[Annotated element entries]

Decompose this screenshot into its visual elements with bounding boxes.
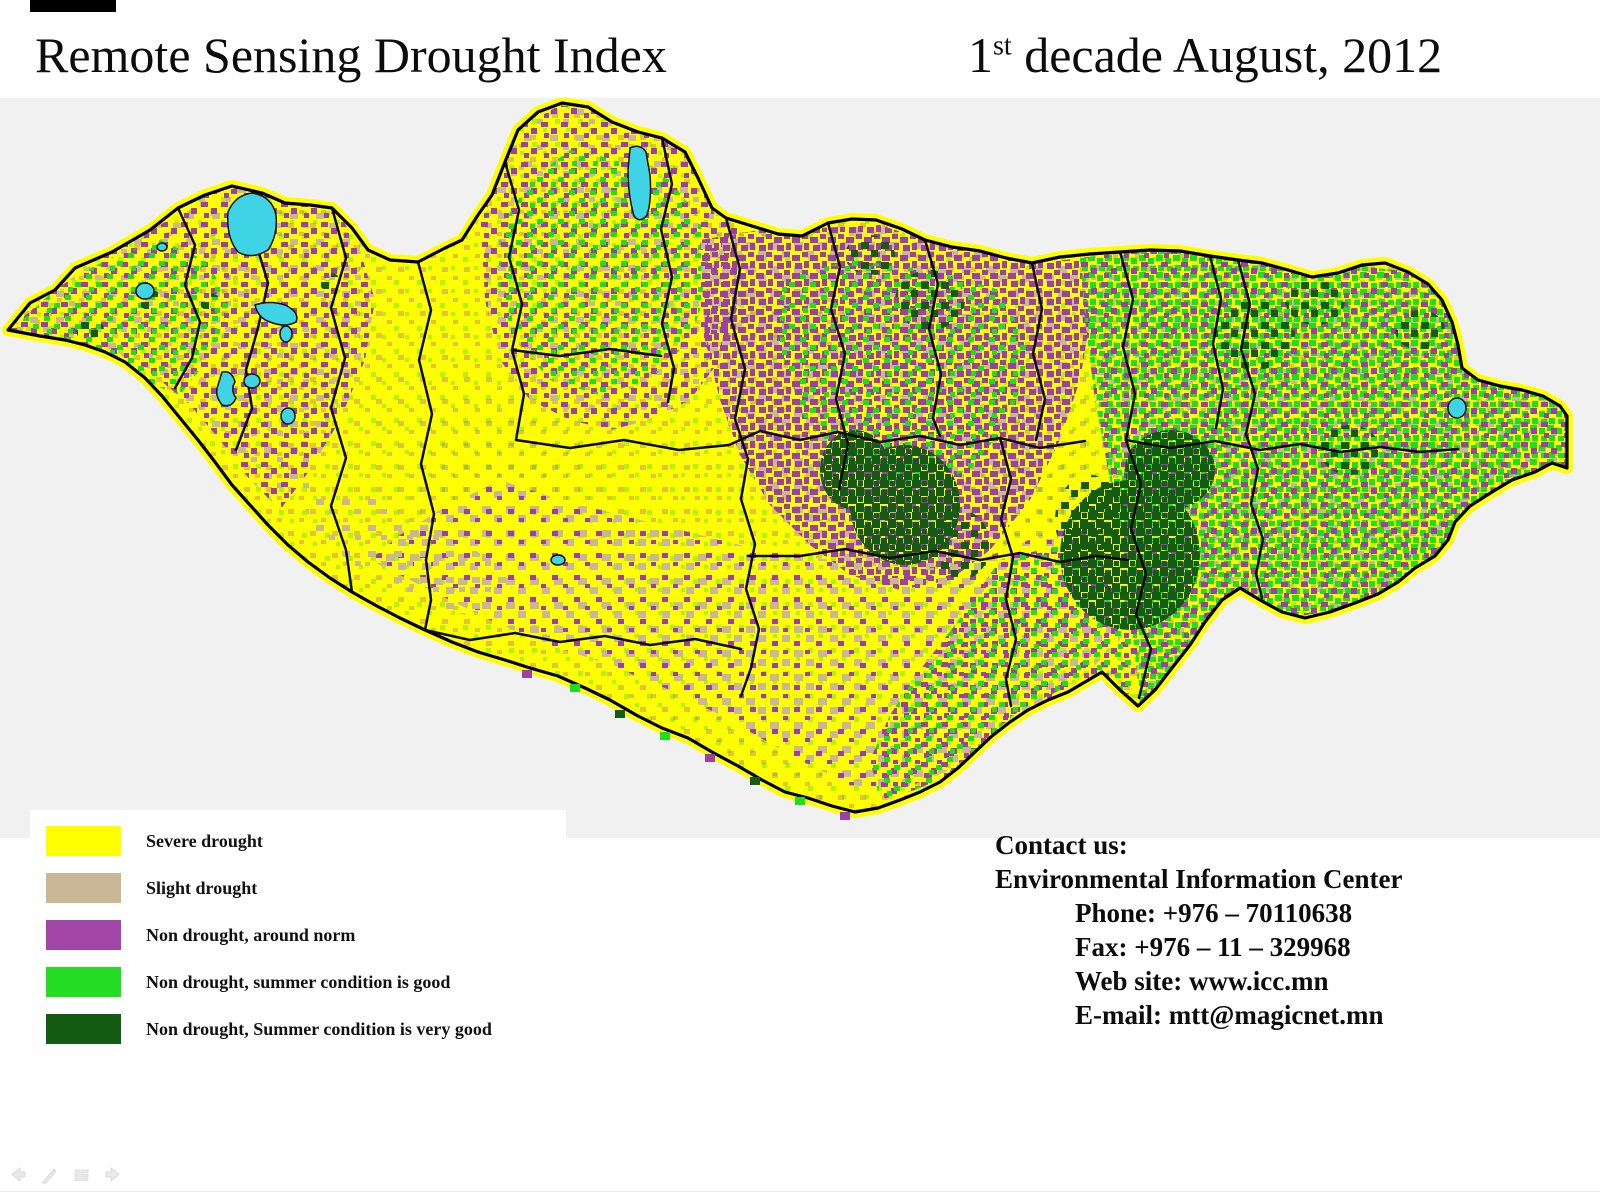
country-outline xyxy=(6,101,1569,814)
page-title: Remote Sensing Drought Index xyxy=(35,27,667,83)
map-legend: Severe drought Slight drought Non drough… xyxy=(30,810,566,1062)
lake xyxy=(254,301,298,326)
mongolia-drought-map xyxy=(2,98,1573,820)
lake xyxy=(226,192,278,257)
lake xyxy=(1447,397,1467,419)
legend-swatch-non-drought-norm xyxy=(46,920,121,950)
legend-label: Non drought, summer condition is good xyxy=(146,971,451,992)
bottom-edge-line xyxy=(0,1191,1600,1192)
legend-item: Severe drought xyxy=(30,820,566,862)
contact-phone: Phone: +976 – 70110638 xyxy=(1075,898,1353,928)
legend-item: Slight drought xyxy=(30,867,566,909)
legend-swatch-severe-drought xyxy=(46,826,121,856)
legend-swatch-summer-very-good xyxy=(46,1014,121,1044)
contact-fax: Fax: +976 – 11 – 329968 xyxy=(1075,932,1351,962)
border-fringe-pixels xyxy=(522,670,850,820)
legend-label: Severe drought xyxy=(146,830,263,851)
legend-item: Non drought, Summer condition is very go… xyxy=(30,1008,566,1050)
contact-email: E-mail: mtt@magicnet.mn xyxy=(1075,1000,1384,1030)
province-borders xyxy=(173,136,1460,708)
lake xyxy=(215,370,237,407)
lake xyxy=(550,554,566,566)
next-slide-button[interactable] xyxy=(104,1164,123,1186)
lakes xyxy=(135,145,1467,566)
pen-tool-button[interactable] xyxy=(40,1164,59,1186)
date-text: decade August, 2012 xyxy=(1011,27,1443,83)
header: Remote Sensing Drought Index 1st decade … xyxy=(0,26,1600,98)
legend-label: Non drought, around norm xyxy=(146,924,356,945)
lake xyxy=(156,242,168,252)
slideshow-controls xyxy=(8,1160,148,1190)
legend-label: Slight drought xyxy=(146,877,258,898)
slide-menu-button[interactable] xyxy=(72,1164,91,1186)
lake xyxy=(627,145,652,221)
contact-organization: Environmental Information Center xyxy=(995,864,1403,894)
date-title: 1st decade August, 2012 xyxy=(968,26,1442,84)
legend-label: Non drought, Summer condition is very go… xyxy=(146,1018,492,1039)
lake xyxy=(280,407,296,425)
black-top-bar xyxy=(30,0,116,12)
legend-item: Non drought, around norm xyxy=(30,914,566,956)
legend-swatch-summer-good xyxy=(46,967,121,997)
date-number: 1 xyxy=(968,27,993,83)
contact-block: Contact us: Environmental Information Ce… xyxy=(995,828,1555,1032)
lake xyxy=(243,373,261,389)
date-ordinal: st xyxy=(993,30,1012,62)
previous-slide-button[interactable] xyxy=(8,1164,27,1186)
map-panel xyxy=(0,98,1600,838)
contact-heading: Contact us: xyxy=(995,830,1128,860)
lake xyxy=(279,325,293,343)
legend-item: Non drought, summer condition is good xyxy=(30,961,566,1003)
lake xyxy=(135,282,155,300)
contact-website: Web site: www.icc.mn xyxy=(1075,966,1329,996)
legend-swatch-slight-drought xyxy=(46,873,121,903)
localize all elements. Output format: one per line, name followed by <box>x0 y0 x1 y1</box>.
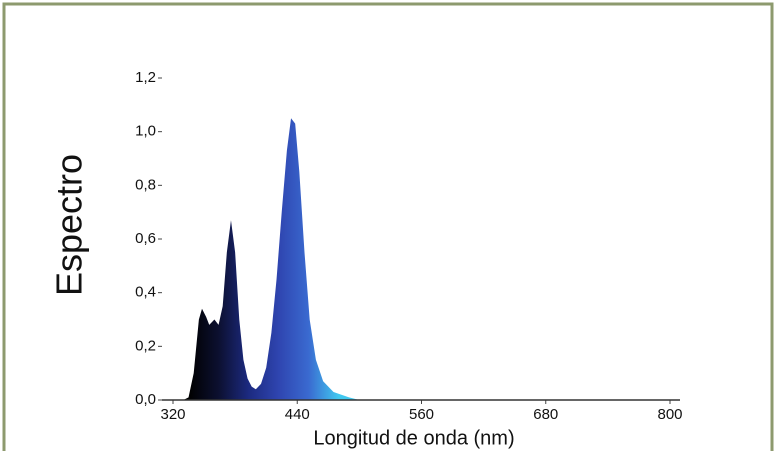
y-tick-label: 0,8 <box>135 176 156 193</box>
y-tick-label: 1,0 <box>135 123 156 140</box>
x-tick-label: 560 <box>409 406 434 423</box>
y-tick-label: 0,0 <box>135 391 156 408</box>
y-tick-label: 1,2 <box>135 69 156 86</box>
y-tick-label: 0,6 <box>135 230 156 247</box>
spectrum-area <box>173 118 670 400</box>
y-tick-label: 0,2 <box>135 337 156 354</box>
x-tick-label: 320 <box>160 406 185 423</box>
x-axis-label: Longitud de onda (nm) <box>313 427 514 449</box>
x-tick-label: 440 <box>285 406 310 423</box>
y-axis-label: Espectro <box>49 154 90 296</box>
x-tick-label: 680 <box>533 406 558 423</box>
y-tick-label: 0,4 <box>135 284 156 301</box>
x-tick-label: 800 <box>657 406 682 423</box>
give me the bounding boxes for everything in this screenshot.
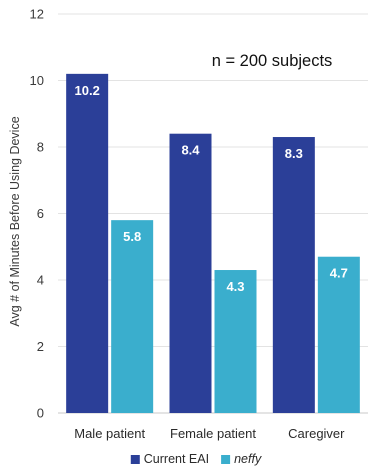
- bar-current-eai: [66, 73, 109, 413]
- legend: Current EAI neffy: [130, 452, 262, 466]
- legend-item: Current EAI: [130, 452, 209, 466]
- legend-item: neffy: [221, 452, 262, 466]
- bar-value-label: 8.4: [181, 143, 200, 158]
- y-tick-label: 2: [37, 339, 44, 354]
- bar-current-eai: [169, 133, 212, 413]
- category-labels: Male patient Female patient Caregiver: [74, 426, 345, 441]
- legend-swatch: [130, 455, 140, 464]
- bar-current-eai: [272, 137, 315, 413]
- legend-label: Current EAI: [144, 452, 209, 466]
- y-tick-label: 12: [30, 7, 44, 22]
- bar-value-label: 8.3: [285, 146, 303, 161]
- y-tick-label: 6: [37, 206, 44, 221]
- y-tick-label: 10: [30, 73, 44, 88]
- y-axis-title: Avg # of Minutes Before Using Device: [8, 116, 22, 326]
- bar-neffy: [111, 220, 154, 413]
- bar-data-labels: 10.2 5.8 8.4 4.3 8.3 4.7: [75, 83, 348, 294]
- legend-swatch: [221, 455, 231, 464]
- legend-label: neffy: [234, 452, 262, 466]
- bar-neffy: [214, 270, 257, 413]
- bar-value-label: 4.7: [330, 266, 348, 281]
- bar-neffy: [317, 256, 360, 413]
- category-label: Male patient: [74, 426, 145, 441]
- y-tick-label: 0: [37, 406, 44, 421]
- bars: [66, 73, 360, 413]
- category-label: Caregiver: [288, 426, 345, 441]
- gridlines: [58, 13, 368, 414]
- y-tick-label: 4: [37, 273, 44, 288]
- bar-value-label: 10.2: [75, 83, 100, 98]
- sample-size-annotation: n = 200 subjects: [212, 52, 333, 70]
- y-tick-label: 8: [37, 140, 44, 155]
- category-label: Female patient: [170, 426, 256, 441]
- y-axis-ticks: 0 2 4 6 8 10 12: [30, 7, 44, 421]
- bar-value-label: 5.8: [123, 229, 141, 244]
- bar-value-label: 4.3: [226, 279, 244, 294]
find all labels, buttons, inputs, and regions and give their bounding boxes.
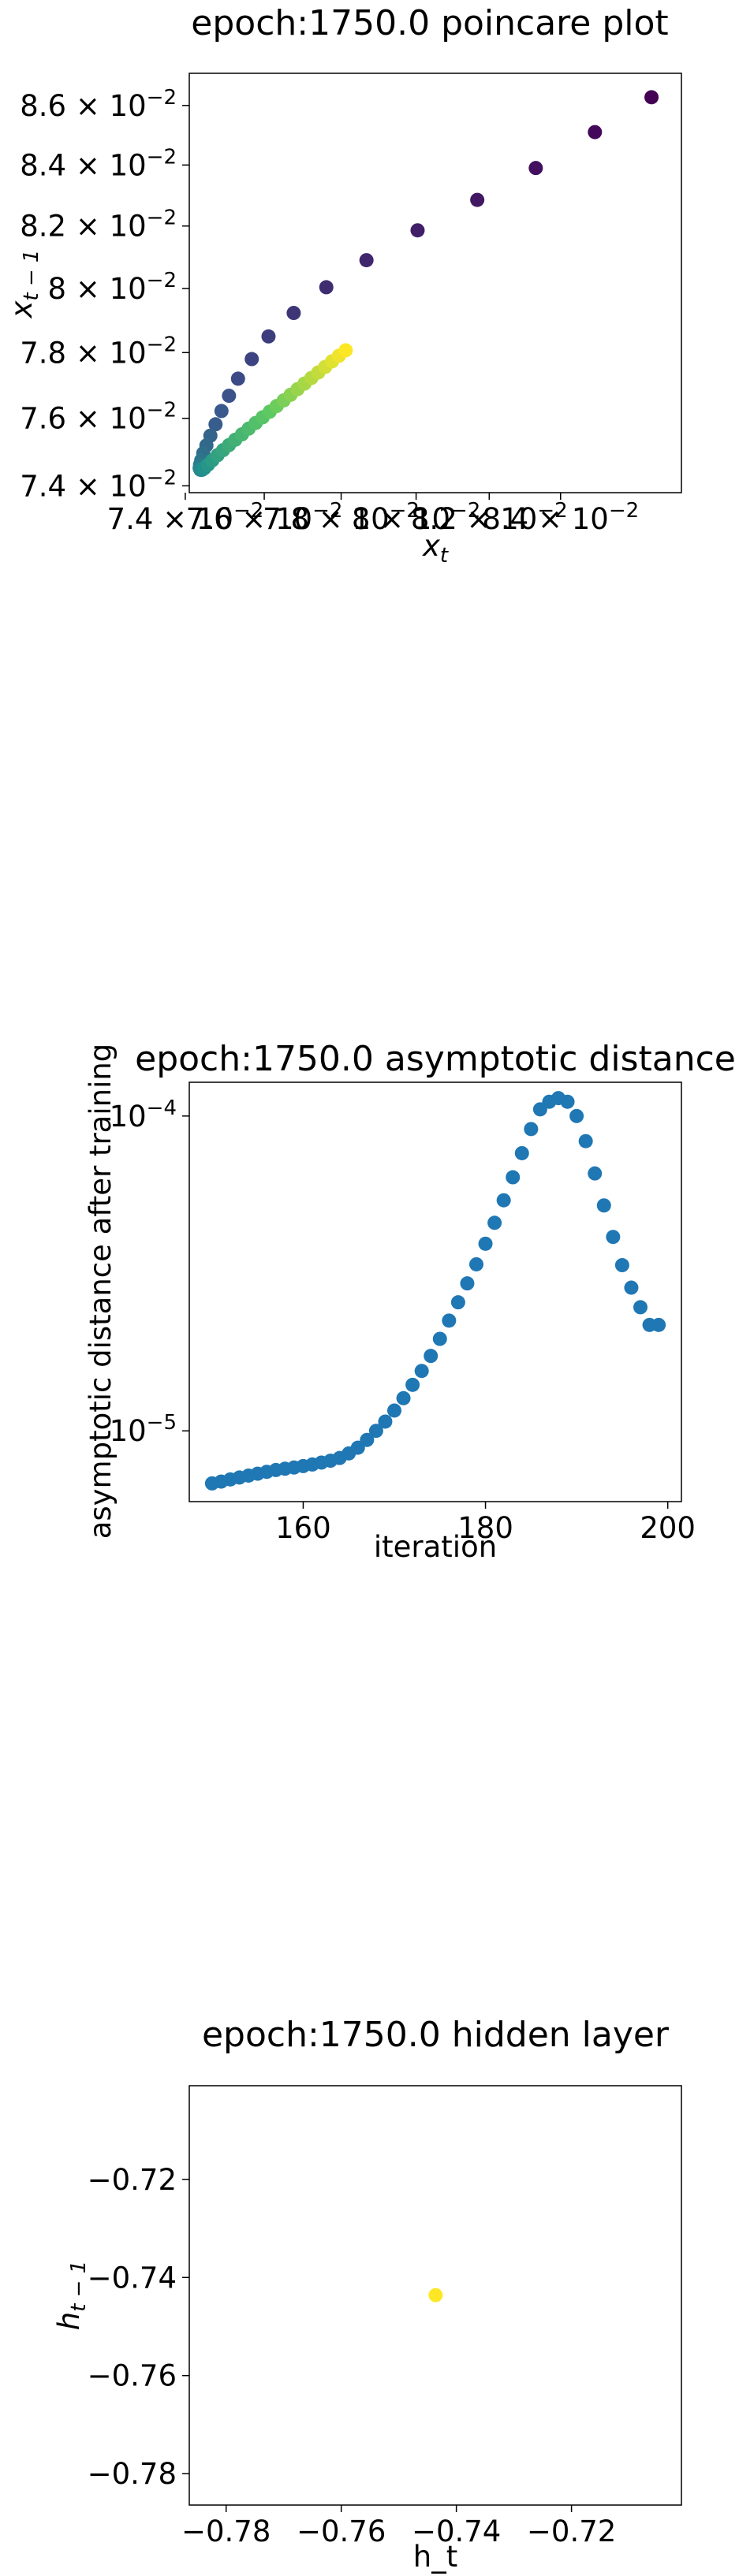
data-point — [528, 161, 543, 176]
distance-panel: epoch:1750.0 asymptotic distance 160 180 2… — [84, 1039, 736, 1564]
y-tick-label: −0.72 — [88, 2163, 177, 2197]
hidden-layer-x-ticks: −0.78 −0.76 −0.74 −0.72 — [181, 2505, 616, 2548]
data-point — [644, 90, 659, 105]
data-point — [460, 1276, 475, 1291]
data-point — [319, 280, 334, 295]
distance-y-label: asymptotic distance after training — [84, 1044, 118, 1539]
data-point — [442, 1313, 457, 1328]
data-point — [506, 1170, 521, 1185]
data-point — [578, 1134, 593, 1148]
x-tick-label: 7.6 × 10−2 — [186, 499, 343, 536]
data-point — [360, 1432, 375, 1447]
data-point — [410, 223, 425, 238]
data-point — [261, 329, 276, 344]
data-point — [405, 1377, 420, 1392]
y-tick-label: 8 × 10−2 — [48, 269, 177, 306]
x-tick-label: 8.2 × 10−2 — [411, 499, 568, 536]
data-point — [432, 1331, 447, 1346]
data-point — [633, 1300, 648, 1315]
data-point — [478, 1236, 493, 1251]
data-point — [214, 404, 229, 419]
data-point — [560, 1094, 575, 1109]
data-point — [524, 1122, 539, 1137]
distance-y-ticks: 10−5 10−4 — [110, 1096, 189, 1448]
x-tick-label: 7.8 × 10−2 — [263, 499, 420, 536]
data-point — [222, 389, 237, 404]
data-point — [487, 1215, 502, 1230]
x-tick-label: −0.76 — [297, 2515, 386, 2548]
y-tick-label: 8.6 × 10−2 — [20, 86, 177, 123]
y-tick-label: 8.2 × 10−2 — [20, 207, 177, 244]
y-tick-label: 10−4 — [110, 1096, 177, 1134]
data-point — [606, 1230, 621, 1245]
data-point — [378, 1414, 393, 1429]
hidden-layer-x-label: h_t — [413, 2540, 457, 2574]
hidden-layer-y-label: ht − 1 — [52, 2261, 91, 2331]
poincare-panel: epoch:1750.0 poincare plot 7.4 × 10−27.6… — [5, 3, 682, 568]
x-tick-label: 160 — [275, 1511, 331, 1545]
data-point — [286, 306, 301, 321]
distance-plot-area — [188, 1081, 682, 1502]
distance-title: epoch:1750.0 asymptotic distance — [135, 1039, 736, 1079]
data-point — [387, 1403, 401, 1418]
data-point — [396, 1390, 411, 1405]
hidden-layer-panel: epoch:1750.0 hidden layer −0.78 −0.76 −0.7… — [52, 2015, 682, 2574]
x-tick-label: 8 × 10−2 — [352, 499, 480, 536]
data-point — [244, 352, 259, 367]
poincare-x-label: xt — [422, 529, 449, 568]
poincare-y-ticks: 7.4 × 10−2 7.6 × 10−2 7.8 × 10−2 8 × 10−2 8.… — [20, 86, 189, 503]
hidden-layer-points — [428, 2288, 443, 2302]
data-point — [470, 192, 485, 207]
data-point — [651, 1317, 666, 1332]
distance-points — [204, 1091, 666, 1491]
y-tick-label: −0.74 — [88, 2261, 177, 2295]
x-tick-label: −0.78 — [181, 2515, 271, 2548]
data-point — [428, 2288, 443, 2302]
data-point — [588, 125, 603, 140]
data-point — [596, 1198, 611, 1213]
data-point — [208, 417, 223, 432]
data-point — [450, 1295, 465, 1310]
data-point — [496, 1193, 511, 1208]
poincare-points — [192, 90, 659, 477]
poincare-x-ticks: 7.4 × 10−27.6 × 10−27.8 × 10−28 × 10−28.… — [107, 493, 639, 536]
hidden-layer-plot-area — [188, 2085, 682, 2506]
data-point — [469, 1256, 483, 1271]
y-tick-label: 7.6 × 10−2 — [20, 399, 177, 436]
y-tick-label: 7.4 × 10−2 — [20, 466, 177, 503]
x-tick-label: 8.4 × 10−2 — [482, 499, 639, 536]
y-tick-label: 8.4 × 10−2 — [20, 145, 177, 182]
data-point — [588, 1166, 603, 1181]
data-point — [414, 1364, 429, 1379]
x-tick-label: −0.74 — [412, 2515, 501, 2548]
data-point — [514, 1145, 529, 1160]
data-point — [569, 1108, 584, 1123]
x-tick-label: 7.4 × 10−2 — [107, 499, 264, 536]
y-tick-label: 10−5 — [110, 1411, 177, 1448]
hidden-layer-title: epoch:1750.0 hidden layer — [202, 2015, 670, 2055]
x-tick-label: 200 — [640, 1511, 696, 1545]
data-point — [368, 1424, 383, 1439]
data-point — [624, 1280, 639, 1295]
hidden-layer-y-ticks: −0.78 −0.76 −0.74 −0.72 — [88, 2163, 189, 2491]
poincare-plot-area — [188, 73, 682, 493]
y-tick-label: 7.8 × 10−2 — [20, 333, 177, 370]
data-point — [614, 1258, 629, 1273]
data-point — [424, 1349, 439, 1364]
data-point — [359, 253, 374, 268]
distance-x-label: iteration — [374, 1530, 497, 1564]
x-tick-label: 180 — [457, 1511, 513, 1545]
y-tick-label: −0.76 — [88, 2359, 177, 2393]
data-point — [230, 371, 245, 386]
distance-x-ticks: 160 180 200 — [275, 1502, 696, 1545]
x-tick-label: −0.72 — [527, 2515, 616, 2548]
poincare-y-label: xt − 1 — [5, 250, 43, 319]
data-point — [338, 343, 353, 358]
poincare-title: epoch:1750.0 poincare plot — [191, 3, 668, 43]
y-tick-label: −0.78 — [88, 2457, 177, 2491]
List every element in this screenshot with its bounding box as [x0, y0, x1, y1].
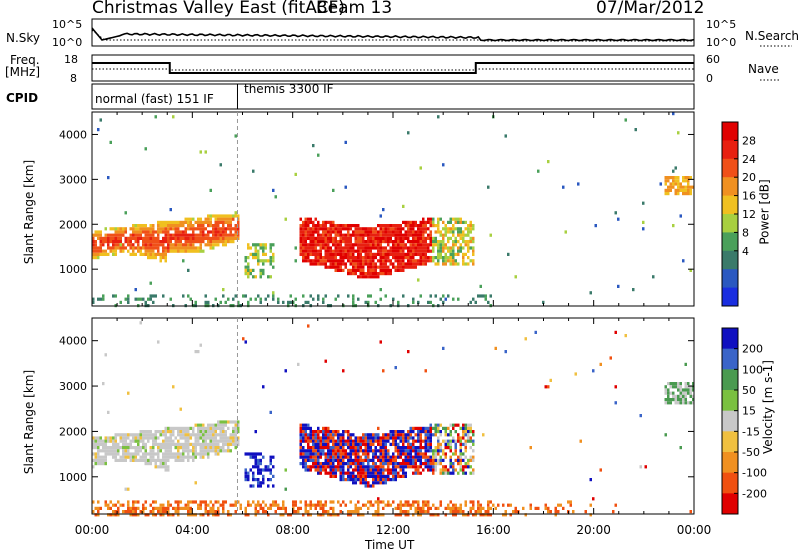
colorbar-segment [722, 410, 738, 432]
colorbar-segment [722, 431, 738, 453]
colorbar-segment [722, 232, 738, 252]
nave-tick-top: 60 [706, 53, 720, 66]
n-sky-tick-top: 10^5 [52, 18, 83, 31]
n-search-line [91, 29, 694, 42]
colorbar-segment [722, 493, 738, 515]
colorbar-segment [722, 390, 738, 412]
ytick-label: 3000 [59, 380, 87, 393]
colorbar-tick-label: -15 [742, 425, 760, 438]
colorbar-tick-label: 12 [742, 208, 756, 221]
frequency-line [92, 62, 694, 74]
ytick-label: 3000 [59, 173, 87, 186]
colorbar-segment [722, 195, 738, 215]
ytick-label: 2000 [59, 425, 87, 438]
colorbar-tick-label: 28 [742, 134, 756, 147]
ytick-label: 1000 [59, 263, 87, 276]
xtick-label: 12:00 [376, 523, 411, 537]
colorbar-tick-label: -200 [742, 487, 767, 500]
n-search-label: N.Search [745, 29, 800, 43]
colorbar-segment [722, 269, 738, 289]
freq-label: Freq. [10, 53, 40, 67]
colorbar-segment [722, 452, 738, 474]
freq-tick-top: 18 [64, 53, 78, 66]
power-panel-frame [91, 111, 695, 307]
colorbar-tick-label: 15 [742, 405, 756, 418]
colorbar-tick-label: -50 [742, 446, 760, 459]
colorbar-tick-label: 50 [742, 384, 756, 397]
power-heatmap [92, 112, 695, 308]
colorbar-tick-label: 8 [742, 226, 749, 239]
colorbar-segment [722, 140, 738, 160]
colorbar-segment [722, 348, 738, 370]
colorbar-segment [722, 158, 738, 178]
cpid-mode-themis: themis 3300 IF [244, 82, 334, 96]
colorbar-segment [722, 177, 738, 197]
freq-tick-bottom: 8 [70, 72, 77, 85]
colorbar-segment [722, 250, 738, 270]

#### [Set exercise]
Arrange the lines of the material above as a numbered list, leaving out any blank lines, starting from the line with "data-point — [528, 161, 543, 176]" up to and including the line with "data-point — [478, 1236, 493, 1251]".

#### [Exercise response]
1. data-point — [528, 161, 543, 176]
2. distance-panel: epoch:1750.0 asymptotic distance 160 180 2… — [84, 1039, 736, 1564]
3. y-tick-label: −0.72 — [88, 2163, 177, 2197]
4. hidden-layer-x-ticks: −0.78 −0.76 −0.74 −0.72 — [181, 2505, 616, 2548]
5. data-point — [644, 90, 659, 105]
6. data-point — [460, 1276, 475, 1291]
7. data-point — [319, 280, 334, 295]
8. distance-y-label: asymptotic distance after training — [84, 1044, 118, 1539]
9. data-point — [442, 1313, 457, 1328]
10. data-point — [506, 1170, 521, 1185]
11. data-point — [578, 1134, 593, 1148]
12. x-tick-label: 7.6 × 10−2 — [186, 499, 343, 536]
13. data-point — [360, 1432, 375, 1447]
14. data-point — [410, 223, 425, 238]
15. data-point — [261, 329, 276, 344]
16. data-point — [405, 1377, 420, 1392]
17. y-tick-label: 8 × 10−2 — [48, 269, 177, 306]
18. x-tick-label: 8.2 × 10−2 — [411, 499, 568, 536]
19. data-point — [432, 1331, 447, 1346]
20. data-point — [633, 1300, 648, 1315]
21. data-point — [478, 1236, 493, 1251]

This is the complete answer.